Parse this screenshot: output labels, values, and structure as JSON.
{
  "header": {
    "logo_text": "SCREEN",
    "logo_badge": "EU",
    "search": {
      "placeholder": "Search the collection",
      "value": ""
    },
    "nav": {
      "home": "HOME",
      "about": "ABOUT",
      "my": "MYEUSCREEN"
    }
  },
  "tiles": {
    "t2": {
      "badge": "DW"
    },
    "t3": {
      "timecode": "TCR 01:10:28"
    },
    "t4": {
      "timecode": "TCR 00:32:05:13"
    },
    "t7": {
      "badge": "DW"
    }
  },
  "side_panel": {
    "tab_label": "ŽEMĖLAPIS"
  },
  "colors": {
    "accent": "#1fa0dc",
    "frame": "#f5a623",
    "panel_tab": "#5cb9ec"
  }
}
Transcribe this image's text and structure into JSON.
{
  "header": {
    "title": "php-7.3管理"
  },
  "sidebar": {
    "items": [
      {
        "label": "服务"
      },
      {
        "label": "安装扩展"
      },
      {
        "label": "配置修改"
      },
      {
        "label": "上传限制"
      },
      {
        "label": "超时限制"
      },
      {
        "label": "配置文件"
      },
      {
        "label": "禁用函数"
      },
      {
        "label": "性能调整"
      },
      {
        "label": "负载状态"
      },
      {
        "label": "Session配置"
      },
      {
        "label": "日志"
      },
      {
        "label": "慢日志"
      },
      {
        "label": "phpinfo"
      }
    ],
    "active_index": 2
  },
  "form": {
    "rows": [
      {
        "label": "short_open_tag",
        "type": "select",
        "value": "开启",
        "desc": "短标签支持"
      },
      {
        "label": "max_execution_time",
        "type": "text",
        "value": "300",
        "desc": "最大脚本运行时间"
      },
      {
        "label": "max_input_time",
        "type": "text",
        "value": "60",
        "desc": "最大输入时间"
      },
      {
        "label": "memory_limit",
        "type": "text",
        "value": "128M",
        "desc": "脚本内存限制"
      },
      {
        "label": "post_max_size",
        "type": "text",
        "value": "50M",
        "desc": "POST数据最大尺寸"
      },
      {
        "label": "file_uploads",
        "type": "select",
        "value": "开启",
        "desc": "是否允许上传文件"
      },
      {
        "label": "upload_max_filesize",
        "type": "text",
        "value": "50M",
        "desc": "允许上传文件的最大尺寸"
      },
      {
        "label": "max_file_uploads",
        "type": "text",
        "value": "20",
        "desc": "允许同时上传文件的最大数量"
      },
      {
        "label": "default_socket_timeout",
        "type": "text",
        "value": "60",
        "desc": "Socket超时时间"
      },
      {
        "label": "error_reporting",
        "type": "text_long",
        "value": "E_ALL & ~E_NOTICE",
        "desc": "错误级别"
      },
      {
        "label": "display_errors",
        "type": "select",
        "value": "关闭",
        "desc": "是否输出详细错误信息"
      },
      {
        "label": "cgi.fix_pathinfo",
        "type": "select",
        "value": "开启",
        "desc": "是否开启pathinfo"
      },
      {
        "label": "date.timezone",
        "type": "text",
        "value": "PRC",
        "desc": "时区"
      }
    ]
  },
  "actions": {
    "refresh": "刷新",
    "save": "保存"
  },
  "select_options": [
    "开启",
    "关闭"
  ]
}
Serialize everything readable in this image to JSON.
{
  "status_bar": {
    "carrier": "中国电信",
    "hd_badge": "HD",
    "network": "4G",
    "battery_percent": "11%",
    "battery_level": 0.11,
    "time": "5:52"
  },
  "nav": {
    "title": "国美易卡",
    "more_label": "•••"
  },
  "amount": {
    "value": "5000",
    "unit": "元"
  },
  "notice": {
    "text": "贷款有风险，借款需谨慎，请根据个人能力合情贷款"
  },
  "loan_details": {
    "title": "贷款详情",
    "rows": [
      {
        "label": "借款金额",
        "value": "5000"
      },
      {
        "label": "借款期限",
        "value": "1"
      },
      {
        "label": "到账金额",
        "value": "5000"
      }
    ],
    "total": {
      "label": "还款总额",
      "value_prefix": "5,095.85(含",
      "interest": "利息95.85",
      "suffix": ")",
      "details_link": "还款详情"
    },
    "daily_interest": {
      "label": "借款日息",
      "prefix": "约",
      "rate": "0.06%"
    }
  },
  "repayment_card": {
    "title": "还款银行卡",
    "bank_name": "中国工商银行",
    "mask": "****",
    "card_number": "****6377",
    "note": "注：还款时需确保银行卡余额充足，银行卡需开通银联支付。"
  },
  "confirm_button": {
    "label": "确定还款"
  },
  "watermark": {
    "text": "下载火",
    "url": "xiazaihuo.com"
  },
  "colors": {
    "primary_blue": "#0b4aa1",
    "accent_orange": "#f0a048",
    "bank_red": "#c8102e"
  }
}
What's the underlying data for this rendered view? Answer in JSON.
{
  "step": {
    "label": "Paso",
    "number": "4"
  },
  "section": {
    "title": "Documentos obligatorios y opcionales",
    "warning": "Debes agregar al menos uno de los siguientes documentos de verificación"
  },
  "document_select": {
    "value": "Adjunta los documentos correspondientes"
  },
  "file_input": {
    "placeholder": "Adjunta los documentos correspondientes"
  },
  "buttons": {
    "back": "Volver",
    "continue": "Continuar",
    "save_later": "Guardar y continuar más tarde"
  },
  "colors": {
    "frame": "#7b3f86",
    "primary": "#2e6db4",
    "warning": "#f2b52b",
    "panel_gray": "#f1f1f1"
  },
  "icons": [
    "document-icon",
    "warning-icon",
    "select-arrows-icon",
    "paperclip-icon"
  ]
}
************
**AIM OF THE TASK**
Copy the material above verbatim.

**EXERCISE SOLUTION**
Parse this screenshot: output labels, values, and structure as JSON.
{
  "header": {
    "logo_text": "SCREEN",
    "logo_badge": "EU",
    "search": {
      "placeholder": "Search the collection",
      "value": ""
    },
    "nav": {
      "home": "HOME",
      "about": "ABOUT",
      "my": "MYEUSCREEN"
    }
  },
  "tiles": {
    "t2": {
      "badge": "DW"
    },
    "t3": {
      "timecode": "TCR 01:10:28"
    },
    "t4": {
      "timecode": "TCR 00:32:05:13"
    },
    "t7": {
      "badge": "DW"
    }
  },
  "side_panel": {
    "tab_label": "ŽEMĖLAPIS"
  },
  "colors": {
    "accent": "#1fa0dc",
    "frame": "#f5a623",
    "panel_tab": "#5cb9ec"
  }
}
Transcribe this image's text and structure into JSON.
{
  "header": {
    "title": "php-7.3管理"
  },
  "sidebar": {
    "items": [
      {
        "label": "服务"
      },
      {
        "label": "安装扩展"
      },
      {
        "label": "配置修改"
      },
      {
        "label": "上传限制"
      },
      {
        "label": "超时限制"
      },
      {
        "label": "配置文件"
      },
      {
        "label": "禁用函数"
      },
      {
        "label": "性能调整"
      },
      {
        "label": "负载状态"
      },
      {
        "label": "Session配置"
      },
      {
        "label": "日志"
      },
      {
        "label": "慢日志"
      },
      {
        "label": "phpinfo"
      }
    ],
    "active_index": 2
  },
  "form": {
    "rows": [
      {
        "label": "short_open_tag",
        "type": "select",
        "value": "开启",
        "desc": "短标签支持"
      },
      {
        "label": "max_execution_time",
        "type": "text",
        "value": "300",
        "desc": "最大脚本运行时间"
      },
      {
        "label": "max_input_time",
        "type": "text",
        "value": "60",
        "desc": "最大输入时间"
      },
      {
        "label": "memory_limit",
        "type": "text",
        "value": "128M",
        "desc": "脚本内存限制"
      },
      {
        "label": "post_max_size",
        "type": "text",
        "value": "50M",
        "desc": "POST数据最大尺寸"
      },
      {
        "label": "file_uploads",
        "type": "select",
        "value": "开启",
        "desc": "是否允许上传文件"
      },
      {
        "label": "upload_max_filesize",
        "type": "text",
        "value": "50M",
        "desc": "允许上传文件的最大尺寸"
      },
      {
        "label": "max_file_uploads",
        "type": "text",
        "value": "20",
        "desc": "允许同时上传文件的最大数量"
      },
      {
        "label": "default_socket_timeout",
        "type": "text",
        "value": "60",
        "desc": "Socket超时时间"
      },
      {
        "label": "error_reporting",
        "type": "text_long",
        "value": "E_ALL & ~E_NOTICE",
        "desc": "错误级别"
      },
      {
        "label": "display_errors",
        "type": "select",
        "value": "关闭",
        "desc": "是否输出详细错误信息"
      },
      {
        "label": "cgi.fix_pathinfo",
        "type": "select",
        "value": "开启",
        "desc": "是否开启pathinfo"
      },
      {
        "label": "date.timezone",
        "type": "text",
        "value": "PRC",
        "desc": "时区"
      }
    ]
  },
  "actions": {
    "refresh": "刷新",
    "save": "保存"
  },
  "select_options": [
    "开启",
    "关闭"
  ]
}
Serialize everything readable in this image to JSON.
{
  "status_bar": {
    "carrier": "中国电信",
    "hd_badge": "HD",
    "network": "4G",
    "battery_percent": "11%",
    "battery_level": 0.11,
    "time": "5:52"
  },
  "nav": {
    "title": "国美易卡",
    "more_label": "•••"
  },
  "amount": {
    "value": "5000",
    "unit": "元"
  },
  "notice": {
    "text": "贷款有风险，借款需谨慎，请根据个人能力合情贷款"
  },
  "loan_details": {
    "title": "贷款详情",
    "rows": [
      {
        "label": "借款金额",
        "value": "5000"
      },
      {
        "label": "借款期限",
        "value": "1"
      },
      {
        "label": "到账金额",
        "value": "5000"
      }
    ],
    "total": {
      "label": "还款总额",
      "value_prefix": "5,095.85(含",
      "interest": "利息95.85",
      "suffix": ")",
      "details_link": "还款详情"
    },
    "daily_interest": {
      "label": "借款日息",
      "prefix": "约",
      "rate": "0.06%"
    }
  },
  "repayment_card": {
    "title": "还款银行卡",
    "bank_name": "中国工商银行",
    "mask": "****",
    "card_number": "****6377",
    "note": "注：还款时需确保银行卡余额充足，银行卡需开通银联支付。"
  },
  "confirm_button": {
    "label": "确定还款"
  },
  "watermark": {
    "text": "下载火",
    "url": "xiazaihuo.com"
  },
  "colors": {
    "primary_blue": "#0b4aa1",
    "accent_orange": "#f0a048",
    "bank_red": "#c8102e"
  }
}
What's the underlying data for this rendered view? Answer in JSON.
{
  "step": {
    "label": "Paso",
    "number": "4"
  },
  "section": {
    "title": "Documentos obligatorios y opcionales",
    "warning": "Debes agregar al menos uno de los siguientes documentos de verificación"
  },
  "document_select": {
    "value": "Adjunta los documentos correspondientes"
  },
  "file_input": {
    "placeholder": "Adjunta los documentos correspondientes"
  },
  "buttons": {
    "back": "Volver",
    "continue": "Continuar",
    "save_later": "Guardar y continuar más tarde"
  },
  "colors": {
    "frame": "#7b3f86",
    "primary": "#2e6db4",
    "warning": "#f2b52b",
    "panel_gray": "#f1f1f1"
  },
  "icons": [
    "document-icon",
    "warning-icon",
    "select-arrows-icon",
    "paperclip-icon"
  ]
}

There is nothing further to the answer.